§ **Tarefas**:
• 1. Segundo o título da mensagem do Papa Francisco, a que dia mundial e a que ano se destina?
• 2. Continue a mensagem do Papa Francisco sobre os migrantes e os refugiados a partir da última frase apresentada.

§ **Excerto selecionado**:
━━━━━━━━━━
12 Agosto 2015 | Mensagem

MENSAGEM DO PAPA FRANCISCOPARA O DIA MUNDIAL DO MIGRANTE E DO REFUGIADO 2016

Queridos irmãos e irmãs!
Na bula de proclamação do Jubileu Extraordinário da Misericórdia recordei que «há
momentos em que somos chamados, de maneira ainda mais intensa, a fixar o olhar
na misericórdia, para nos tornarmos nós mesmos sinal eficaz do agir do Pai»
(Misericordiae Vultus, 3). De facto, o amor de Deus quer chegar a todos e cada um,
transformando aqueles que acolhem o abraço do Pai noutros tantos braços que se
abrem e abraçam para que todo o ser humano saiba que é amado como filho e se
sinta «em casa» na única família humana. Deste modo, a ternura paterna de Deus,
que se estende solícita sobre todos, mostra-se particularmente sensível às
necessidades da ovelha ferida, cansada ou enferma, como faz o pastor com o
rebanho. Foi assim que Jesus Cristo nos falou do Pai, dizendo que Ele Se inclina
sobre o homem chagado de miséria física ou moral e, quanto mais se agravam as
suas condições, tanto mais se revela a eficácia da misericórdia divina.
━━━━━━━━━━
§ **Linhas extraídas**:
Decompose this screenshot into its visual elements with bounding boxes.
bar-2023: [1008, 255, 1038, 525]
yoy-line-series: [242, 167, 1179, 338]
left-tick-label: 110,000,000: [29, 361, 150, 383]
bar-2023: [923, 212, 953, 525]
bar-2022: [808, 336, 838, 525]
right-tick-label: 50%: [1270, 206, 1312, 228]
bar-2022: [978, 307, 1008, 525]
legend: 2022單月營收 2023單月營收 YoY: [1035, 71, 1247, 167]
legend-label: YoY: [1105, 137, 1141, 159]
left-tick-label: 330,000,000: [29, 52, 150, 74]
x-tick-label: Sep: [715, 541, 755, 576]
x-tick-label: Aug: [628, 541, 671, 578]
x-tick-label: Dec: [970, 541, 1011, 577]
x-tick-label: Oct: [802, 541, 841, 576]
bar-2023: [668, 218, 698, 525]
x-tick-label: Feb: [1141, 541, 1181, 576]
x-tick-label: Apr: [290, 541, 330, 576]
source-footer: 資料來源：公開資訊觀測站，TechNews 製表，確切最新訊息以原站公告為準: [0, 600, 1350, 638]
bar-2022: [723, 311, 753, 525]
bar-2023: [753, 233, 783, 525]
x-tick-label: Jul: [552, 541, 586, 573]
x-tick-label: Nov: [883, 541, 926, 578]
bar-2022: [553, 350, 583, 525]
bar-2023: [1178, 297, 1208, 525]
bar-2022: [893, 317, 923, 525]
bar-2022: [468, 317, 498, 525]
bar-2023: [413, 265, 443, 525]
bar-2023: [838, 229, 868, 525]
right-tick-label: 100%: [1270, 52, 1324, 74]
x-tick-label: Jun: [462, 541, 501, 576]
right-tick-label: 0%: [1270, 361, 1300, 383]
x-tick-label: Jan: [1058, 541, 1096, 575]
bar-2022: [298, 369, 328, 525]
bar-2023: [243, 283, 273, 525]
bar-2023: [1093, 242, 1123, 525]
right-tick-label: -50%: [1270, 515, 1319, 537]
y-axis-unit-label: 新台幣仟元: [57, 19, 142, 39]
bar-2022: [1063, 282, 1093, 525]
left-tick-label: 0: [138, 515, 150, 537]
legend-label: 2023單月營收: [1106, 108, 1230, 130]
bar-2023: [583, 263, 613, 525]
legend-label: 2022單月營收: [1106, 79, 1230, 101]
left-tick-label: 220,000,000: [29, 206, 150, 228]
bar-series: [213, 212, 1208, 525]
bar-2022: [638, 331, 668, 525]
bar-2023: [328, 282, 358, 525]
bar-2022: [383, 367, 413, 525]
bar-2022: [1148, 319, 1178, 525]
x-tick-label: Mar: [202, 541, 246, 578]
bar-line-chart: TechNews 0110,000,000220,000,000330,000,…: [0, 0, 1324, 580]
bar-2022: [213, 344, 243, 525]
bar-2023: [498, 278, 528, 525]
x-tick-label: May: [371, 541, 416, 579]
━━━━━━━━━━
§ **Respostas às tarefas**:
• 1. Destina-se ao Dia Mundial do Migrante e do Refugiado de 2016.

• 2.
Neste nosso tempo, os fluxos migratórios aparecem em contínuo aumento por toda
a extensão do planeta: prófugos e pessoas em fuga da sua pátria interpelam os
indivíduos e as colectividades, desafiando o modo tradicional de viver e, por vezes,
transtornando o horizonte cultural e social com os quais se confrontam. Com
frequência sempre maior, as vítimas da violência e da pobreza, abandonando as
suas terras de origem, sofrem o ultraje dos traficantes de pessoas humanas na
viagem rumo ao sonho dum futuro melhor. Se, entretanto, sobrevivem aos abusos
e às adversidades, devem enfrentar realidades onde se aninham suspeitas e
medos. Enfim, não raramente, embatem na falta de normativas claras e praticáveis
que regulem a recepção e prevejam itinerários de integração a breve e a longo
prazo, atendendo aos direitos e deveres de todos. Hoje, mais do que no passado, o
Evangelho da misericórdia sacode as consciências, impede que nos habituemos ao
sofrimento do outro e indica caminhos de resposta que se radicam nas virtudes
teologais da fé, da esperança e da caridade, concretizando-se nas obras de
misericórdia espiritual e corporal.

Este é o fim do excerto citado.